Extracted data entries
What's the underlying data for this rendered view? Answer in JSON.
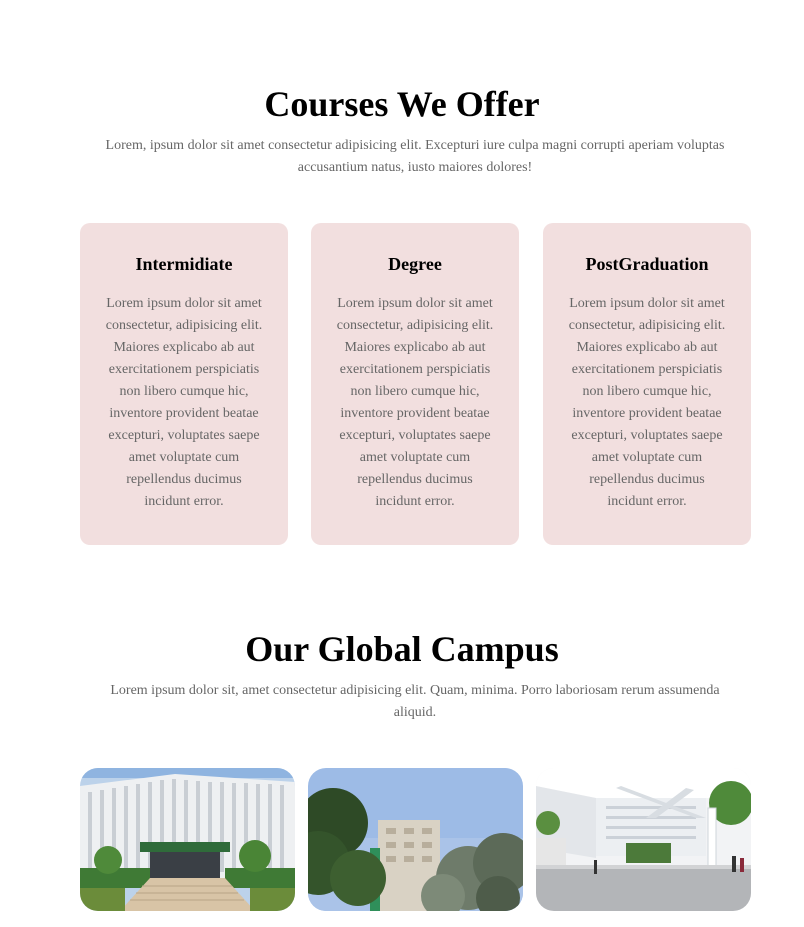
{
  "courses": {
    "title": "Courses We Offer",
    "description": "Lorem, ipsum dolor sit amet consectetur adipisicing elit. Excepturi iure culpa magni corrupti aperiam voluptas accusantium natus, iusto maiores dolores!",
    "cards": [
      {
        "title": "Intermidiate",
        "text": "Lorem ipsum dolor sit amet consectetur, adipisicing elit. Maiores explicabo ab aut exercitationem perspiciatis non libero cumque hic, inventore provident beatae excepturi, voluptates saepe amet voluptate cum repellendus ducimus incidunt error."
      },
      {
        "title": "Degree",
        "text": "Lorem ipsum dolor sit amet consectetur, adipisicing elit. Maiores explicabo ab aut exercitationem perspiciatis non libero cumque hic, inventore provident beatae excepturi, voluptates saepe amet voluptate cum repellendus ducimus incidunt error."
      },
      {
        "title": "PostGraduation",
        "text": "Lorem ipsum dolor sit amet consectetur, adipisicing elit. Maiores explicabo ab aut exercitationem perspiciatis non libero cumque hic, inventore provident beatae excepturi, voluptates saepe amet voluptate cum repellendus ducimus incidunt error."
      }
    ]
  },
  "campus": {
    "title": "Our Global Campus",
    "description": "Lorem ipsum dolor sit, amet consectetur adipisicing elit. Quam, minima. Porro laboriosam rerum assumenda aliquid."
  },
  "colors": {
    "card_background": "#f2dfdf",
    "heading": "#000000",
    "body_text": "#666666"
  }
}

▶ [Exercise instructions] How many lines in these entries contain the string "title"? State the number and nothing more.

▶ [Written solution] 5